AIM OF THE EXERCISE -
Collect every line from the items below that contains the string "label", copying each line in full.
++++ SOURCE MATERIAL
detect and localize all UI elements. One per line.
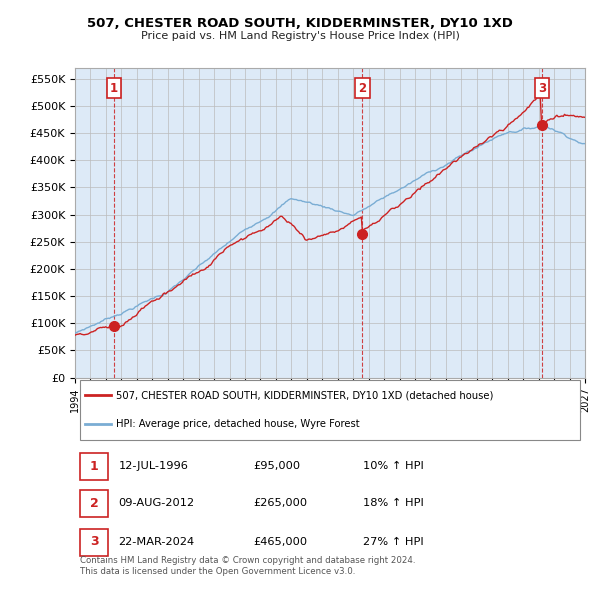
Text: 507, CHESTER ROAD SOUTH, KIDDERMINSTER, DY10 1XD: 507, CHESTER ROAD SOUTH, KIDDERMINSTER, …: [87, 17, 513, 30]
Text: 09-AUG-2012: 09-AUG-2012: [118, 498, 194, 508]
Text: £465,000: £465,000: [254, 536, 308, 546]
Text: 10% ↑ HPI: 10% ↑ HPI: [363, 461, 424, 471]
Text: Contains HM Land Registry data © Crown copyright and database right 2024.
This d: Contains HM Land Registry data © Crown c…: [80, 556, 416, 576]
Text: 2: 2: [90, 497, 98, 510]
Text: 3: 3: [538, 82, 546, 95]
FancyBboxPatch shape: [80, 454, 108, 480]
Text: 12-JUL-1996: 12-JUL-1996: [118, 461, 188, 471]
Text: 18% ↑ HPI: 18% ↑ HPI: [363, 498, 424, 508]
Text: 507, CHESTER ROAD SOUTH, KIDDERMINSTER, DY10 1XD (detached house): 507, CHESTER ROAD SOUTH, KIDDERMINSTER, …: [116, 390, 493, 400]
Text: 1: 1: [90, 460, 98, 473]
FancyBboxPatch shape: [80, 529, 108, 556]
Text: 22-MAR-2024: 22-MAR-2024: [118, 536, 194, 546]
FancyBboxPatch shape: [80, 490, 108, 517]
Text: 3: 3: [90, 535, 98, 548]
Text: £95,000: £95,000: [254, 461, 301, 471]
Text: HPI: Average price, detached house, Wyre Forest: HPI: Average price, detached house, Wyre…: [116, 419, 359, 429]
Text: 27% ↑ HPI: 27% ↑ HPI: [363, 536, 424, 546]
Text: 1: 1: [110, 82, 118, 95]
Text: 2: 2: [358, 82, 367, 95]
Text: £265,000: £265,000: [254, 498, 308, 508]
FancyBboxPatch shape: [80, 380, 580, 440]
Text: Price paid vs. HM Land Registry's House Price Index (HPI): Price paid vs. HM Land Registry's House …: [140, 31, 460, 41]
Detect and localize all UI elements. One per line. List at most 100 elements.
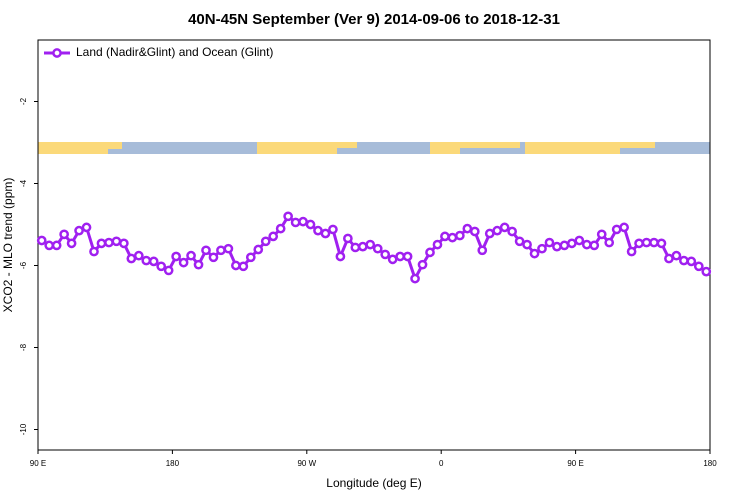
data-point	[499, 222, 510, 233]
data-point	[693, 261, 704, 272]
data-point	[275, 223, 286, 234]
data-point	[178, 257, 189, 268]
data-point	[208, 252, 219, 263]
data-point	[328, 224, 338, 235]
data-point	[44, 240, 55, 251]
data-point	[544, 237, 555, 248]
data-point	[186, 250, 196, 261]
data-point	[238, 261, 249, 272]
data-point	[96, 238, 107, 249]
data-point	[417, 259, 428, 270]
x-tick-label: 180	[703, 459, 717, 468]
data-point	[664, 253, 674, 264]
data-point	[686, 256, 697, 267]
land-ocean-strip	[38, 142, 710, 154]
data-point	[260, 236, 271, 247]
data-point	[133, 250, 144, 261]
data-point	[171, 251, 181, 262]
data-point	[462, 223, 473, 234]
data-point	[36, 235, 47, 246]
x-tick-label: 90 E	[567, 459, 583, 468]
data-point	[126, 253, 137, 264]
data-point	[395, 251, 405, 262]
data-point	[74, 225, 84, 236]
chart-title: 40N-45N September (Ver 9) 2014-09-06 to …	[188, 11, 560, 28]
data-point	[484, 228, 495, 239]
data-point	[283, 211, 293, 222]
data-point	[59, 229, 69, 240]
x-tick-label: 90 E	[30, 459, 46, 468]
data-point	[245, 252, 256, 263]
data-point	[604, 237, 615, 248]
data-point	[298, 216, 308, 227]
data-point	[89, 246, 99, 257]
data-point	[641, 237, 652, 248]
data-point	[649, 237, 659, 248]
data-point	[193, 259, 204, 270]
data-point	[163, 265, 174, 276]
data-point	[320, 228, 331, 239]
data-point	[634, 238, 644, 249]
data-point	[231, 260, 241, 271]
data-point	[477, 245, 488, 256]
x-axis-label: Longitude (deg E)	[326, 476, 421, 490]
data-point	[372, 243, 383, 254]
data-point	[141, 255, 152, 266]
y-tick-label: -10	[19, 423, 28, 435]
plot-frame	[37, 39, 711, 451]
data-point	[679, 255, 689, 266]
data-point	[514, 236, 525, 247]
data-point	[387, 254, 398, 265]
data-point	[148, 256, 159, 267]
data-point	[425, 247, 435, 258]
data-point	[567, 238, 577, 249]
data-point	[335, 251, 346, 262]
data-point	[201, 245, 211, 256]
data-point	[581, 239, 592, 250]
y-tick-label: -6	[19, 261, 28, 269]
y-axis-label: XCO2 - MLO trend (ppm)	[1, 178, 15, 313]
data-point	[626, 246, 637, 257]
data-point	[529, 248, 540, 259]
data-point	[596, 229, 607, 240]
data-point	[290, 217, 301, 228]
data-point	[619, 222, 629, 233]
data-point	[611, 224, 622, 235]
data-point	[574, 235, 585, 246]
x-tick-label: 180	[166, 459, 180, 468]
data-point	[552, 241, 562, 252]
data-point	[51, 240, 62, 251]
data-point	[119, 238, 129, 249]
data-point	[492, 225, 503, 236]
data-point	[559, 240, 570, 251]
data-point	[223, 243, 234, 254]
data-point	[402, 251, 413, 262]
data-point	[268, 231, 279, 242]
data-point	[81, 222, 92, 233]
data-point	[216, 245, 226, 256]
data-point	[671, 250, 682, 261]
legend-label: Land (Nadir&Glint) and Ocean (Glint)	[76, 45, 273, 59]
data-point	[66, 238, 77, 249]
data-point	[432, 239, 443, 250]
data-point	[410, 273, 420, 284]
x-tick-label: 0	[439, 459, 444, 468]
data-point	[156, 261, 167, 272]
data-point	[537, 243, 547, 254]
data-point	[253, 244, 264, 255]
data-point	[104, 237, 114, 248]
legend-marker	[52, 48, 62, 58]
data-point	[357, 241, 368, 252]
data-point	[522, 239, 532, 250]
data-point	[111, 236, 122, 247]
data-point	[440, 231, 450, 242]
data-point	[305, 219, 316, 230]
data-point	[380, 249, 391, 260]
data-point	[701, 266, 712, 277]
x-tick-label: 90 W	[297, 459, 316, 468]
y-tick-label: -8	[19, 343, 28, 351]
data-point	[343, 233, 353, 244]
data-point	[507, 226, 517, 237]
data-point	[656, 238, 667, 249]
++++++++
WORKED SOLUTION -
x-tick-label: 180	[703, 459, 717, 468]
x-tick-label: 90 E	[567, 459, 583, 468]
x-tick-label: 90 E	[30, 459, 46, 468]
x-axis-label: Longitude (deg E)	[326, 476, 421, 490]
y-tick-label: -10	[19, 423, 28, 435]
y-tick-label: -6	[19, 261, 28, 269]
y-axis-label: XCO2 - MLO trend (ppm)	[1, 178, 15, 313]
x-tick-label: 180	[166, 459, 180, 468]
legend-label: Land (Nadir&Glint) and Ocean (Glint)	[76, 45, 273, 59]
x-tick-label: 0	[439, 459, 444, 468]
x-tick-label: 90 W	[297, 459, 316, 468]
y-tick-label: -8	[19, 343, 28, 351]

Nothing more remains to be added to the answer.